Records for processing:
——

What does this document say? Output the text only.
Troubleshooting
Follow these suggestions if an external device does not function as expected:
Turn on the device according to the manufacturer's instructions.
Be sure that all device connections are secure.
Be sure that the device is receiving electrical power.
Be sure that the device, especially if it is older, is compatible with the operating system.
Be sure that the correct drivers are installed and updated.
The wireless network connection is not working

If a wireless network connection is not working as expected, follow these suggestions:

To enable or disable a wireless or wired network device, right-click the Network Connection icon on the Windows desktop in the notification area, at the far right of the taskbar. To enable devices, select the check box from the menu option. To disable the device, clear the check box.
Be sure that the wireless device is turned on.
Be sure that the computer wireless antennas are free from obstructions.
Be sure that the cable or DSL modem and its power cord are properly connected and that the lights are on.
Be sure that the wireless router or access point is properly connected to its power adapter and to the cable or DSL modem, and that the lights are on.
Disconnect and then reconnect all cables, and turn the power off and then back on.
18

——

Quote all of the entries exactly as they appear.

In response:
What does this document say? Output the text only.
Troubleshooting
Follow these suggestions if an external device does not function as expected:
Turn on the device according to the manufacturer's instructions.
Be sure that all device connections are secure.
Be sure that the device is receiving electrical power.
Be sure that the device, especially if it is older, is compatible with the operating system.
Be sure that the correct drivers are installed and updated.
The wireless network connection is not working

If a wireless network connection is not working as expected, follow these suggestions:

To enable or disable a wireless or wired network device, right-click the Network Connection icon on the Windows desktop in the notification area, at the far right of the taskbar. To enable devices, select the check box from the menu option. To disable the device, clear the check box.
Be sure that the wireless device is turned on.
Be sure that the computer wireless antennas are free from obstructions.
Be sure that the cable or DSL modem and its power cord are properly connected and that the lights are on.
Be sure that the wireless router or access point is properly connected to its power adapter and to the cable or DSL modem, and that the lights are on.
Disconnect and then reconnect all cables, and turn the power off and then back on.
18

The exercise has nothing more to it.